> **EXERCISE BRIEF**
Return the complete listing that follows, with each line reproduced exactly.

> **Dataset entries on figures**
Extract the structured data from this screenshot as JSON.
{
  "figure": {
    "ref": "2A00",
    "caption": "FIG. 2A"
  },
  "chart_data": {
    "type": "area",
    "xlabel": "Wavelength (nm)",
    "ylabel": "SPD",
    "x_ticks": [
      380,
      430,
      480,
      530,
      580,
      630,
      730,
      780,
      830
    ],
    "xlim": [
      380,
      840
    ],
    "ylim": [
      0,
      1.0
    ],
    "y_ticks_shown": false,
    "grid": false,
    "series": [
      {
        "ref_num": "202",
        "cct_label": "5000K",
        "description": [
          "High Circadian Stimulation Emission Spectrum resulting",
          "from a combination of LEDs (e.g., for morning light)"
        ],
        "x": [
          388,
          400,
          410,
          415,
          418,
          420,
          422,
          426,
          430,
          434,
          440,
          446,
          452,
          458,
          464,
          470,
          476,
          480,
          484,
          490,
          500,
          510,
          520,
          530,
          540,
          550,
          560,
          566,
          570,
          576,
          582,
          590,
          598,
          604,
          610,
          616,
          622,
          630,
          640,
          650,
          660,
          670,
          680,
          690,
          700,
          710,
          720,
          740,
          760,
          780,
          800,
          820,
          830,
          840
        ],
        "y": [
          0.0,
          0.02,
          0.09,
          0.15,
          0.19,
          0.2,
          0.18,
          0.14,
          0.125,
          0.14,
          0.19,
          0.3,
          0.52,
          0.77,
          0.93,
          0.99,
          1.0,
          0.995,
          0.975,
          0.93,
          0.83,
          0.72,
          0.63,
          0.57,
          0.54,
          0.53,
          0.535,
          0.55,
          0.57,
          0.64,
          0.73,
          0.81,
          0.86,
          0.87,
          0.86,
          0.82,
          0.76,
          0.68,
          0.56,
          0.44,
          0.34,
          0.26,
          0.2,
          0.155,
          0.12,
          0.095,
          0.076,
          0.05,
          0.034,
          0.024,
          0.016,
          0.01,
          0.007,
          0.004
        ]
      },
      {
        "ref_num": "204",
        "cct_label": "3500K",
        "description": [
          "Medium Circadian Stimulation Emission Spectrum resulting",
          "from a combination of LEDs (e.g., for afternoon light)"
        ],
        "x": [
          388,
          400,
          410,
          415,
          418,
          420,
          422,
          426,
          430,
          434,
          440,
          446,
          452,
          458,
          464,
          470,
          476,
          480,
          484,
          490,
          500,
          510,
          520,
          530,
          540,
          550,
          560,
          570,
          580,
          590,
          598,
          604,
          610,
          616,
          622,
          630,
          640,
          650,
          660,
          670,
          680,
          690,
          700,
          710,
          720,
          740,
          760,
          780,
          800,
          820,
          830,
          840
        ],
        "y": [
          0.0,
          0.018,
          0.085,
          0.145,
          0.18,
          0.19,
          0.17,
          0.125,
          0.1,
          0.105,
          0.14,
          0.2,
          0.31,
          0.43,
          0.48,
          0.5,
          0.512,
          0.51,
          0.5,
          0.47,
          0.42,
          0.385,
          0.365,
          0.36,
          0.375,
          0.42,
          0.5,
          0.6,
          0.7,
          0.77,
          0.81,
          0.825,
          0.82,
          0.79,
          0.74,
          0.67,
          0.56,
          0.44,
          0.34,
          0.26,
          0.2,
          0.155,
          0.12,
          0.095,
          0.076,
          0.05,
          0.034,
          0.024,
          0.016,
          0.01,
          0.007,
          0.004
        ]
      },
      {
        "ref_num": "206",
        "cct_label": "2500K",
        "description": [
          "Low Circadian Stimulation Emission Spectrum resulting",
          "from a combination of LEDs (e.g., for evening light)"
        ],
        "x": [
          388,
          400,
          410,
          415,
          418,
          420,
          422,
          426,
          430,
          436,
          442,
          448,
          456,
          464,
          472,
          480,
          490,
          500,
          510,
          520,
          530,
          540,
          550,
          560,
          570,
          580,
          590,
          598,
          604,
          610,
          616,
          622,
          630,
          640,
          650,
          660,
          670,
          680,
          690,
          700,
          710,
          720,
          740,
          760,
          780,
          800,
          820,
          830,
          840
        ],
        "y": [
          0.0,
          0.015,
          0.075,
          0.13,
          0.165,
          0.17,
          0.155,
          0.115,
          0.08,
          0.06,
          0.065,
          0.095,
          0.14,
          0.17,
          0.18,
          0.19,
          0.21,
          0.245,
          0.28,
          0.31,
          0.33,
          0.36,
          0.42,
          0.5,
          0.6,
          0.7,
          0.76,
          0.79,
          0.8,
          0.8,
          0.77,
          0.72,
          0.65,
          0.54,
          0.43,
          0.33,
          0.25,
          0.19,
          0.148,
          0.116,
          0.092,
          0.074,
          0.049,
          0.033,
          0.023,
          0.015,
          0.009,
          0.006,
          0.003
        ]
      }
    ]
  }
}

> **SOLUTION**
Extract the structured data from this screenshot as JSON.
{
  "figure": {
    "ref": "2A00",
    "caption": "FIG. 2A"
  },
  "chart_data": {
    "type": "area",
    "xlabel": "Wavelength (nm)",
    "ylabel": "SPD",
    "x_ticks": [
      380,
      430,
      480,
      530,
      580,
      630,
      730,
      780,
      830
    ],
    "xlim": [
      380,
      840
    ],
    "ylim": [
      0,
      1.0
    ],
    "y_ticks_shown": false,
    "grid": false,
    "series": [
      {
        "ref_num": "202",
        "cct_label": "5000K",
        "description": [
          "High Circadian Stimulation Emission Spectrum resulting",
          "from a combination of LEDs (e.g., for morning light)"
        ],
        "x": [
          388,
          400,
          410,
          415,
          418,
          420,
          422,
          426,
          430,
          434,
          440,
          446,
          452,
          458,
          464,
          470,
          476,
          480,
          484,
          490,
          500,
          510,
          520,
          530,
          540,
          550,
          560,
          566,
          570,
          576,
          582,
          590,
          598,
          604,
          610,
          616,
          622,
          630,
          640,
          650,
          660,
          670,
          680,
          690,
          700,
          710,
          720,
          740,
          760,
          780,
          800,
          820,
          830,
          840
        ],
        "y": [
          0.0,
          0.02,
          0.09,
          0.15,
          0.19,
          0.2,
          0.18,
          0.14,
          0.125,
          0.14,
          0.19,
          0.3,
          0.52,
          0.77,
          0.93,
          0.99,
          1.0,
          0.995,
          0.975,
          0.93,
          0.83,
          0.72,
          0.63,
          0.57,
          0.54,
          0.53,
          0.535,
          0.55,
          0.57,
          0.64,
          0.73,
          0.81,
          0.86,
          0.87,
          0.86,
          0.82,
          0.76,
          0.68,
          0.56,
          0.44,
          0.34,
          0.26,
          0.2,
          0.155,
          0.12,
          0.095,
          0.076,
          0.05,
          0.034,
          0.024,
          0.016,
          0.01,
          0.007,
          0.004
        ]
      },
      {
        "ref_num": "204",
        "cct_label": "3500K",
        "description": [
          "Medium Circadian Stimulation Emission Spectrum resulting",
          "from a combination of LEDs (e.g., for afternoon light)"
        ],
        "x": [
          388,
          400,
          410,
          415,
          418,
          420,
          422,
          426,
          430,
          434,
          440,
          446,
          452,
          458,
          464,
          470,
          476,
          480,
          484,
          490,
          500,
          510,
          520,
          530,
          540,
          550,
          560,
          570,
          580,
          590,
          598,
          604,
          610,
          616,
          622,
          630,
          640,
          650,
          660,
          670,
          680,
          690,
          700,
          710,
          720,
          740,
          760,
          780,
          800,
          820,
          830,
          840
        ],
        "y": [
          0.0,
          0.018,
          0.085,
          0.145,
          0.18,
          0.19,
          0.17,
          0.125,
          0.1,
          0.105,
          0.14,
          0.2,
          0.31,
          0.43,
          0.48,
          0.5,
          0.512,
          0.51,
          0.5,
          0.47,
          0.42,
          0.385,
          0.365,
          0.36,
          0.375,
          0.42,
          0.5,
          0.6,
          0.7,
          0.77,
          0.81,
          0.825,
          0.82,
          0.79,
          0.74,
          0.67,
          0.56,
          0.44,
          0.34,
          0.26,
          0.2,
          0.155,
          0.12,
          0.095,
          0.076,
          0.05,
          0.034,
          0.024,
          0.016,
          0.01,
          0.007,
          0.004
        ]
      },
      {
        "ref_num": "206",
        "cct_label": "2500K",
        "description": [
          "Low Circadian Stimulation Emission Spectrum resulting",
          "from a combination of LEDs (e.g., for evening light)"
        ],
        "x": [
          388,
          400,
          410,
          415,
          418,
          420,
          422,
          426,
          430,
          436,
          442,
          448,
          456,
          464,
          472,
          480,
          490,
          500,
          510,
          520,
          530,
          540,
          550,
          560,
          570,
          580,
          590,
          598,
          604,
          610,
          616,
          622,
          630,
          640,
          650,
          660,
          670,
          680,
          690,
          700,
          710,
          720,
          740,
          760,
          780,
          800,
          820,
          830,
          840
        ],
        "y": [
          0.0,
          0.015,
          0.075,
          0.13,
          0.165,
          0.17,
          0.155,
          0.115,
          0.08,
          0.06,
          0.065,
          0.095,
          0.14,
          0.17,
          0.18,
          0.19,
          0.21,
          0.245,
          0.28,
          0.31,
          0.33,
          0.36,
          0.42,
          0.5,
          0.6,
          0.7,
          0.76,
          0.79,
          0.8,
          0.8,
          0.77,
          0.72,
          0.65,
          0.54,
          0.43,
          0.33,
          0.25,
          0.19,
          0.148,
          0.116,
          0.092,
          0.074,
          0.049,
          0.033,
          0.023,
          0.015,
          0.009,
          0.006,
          0.003
        ]
      }
    ]
  }
}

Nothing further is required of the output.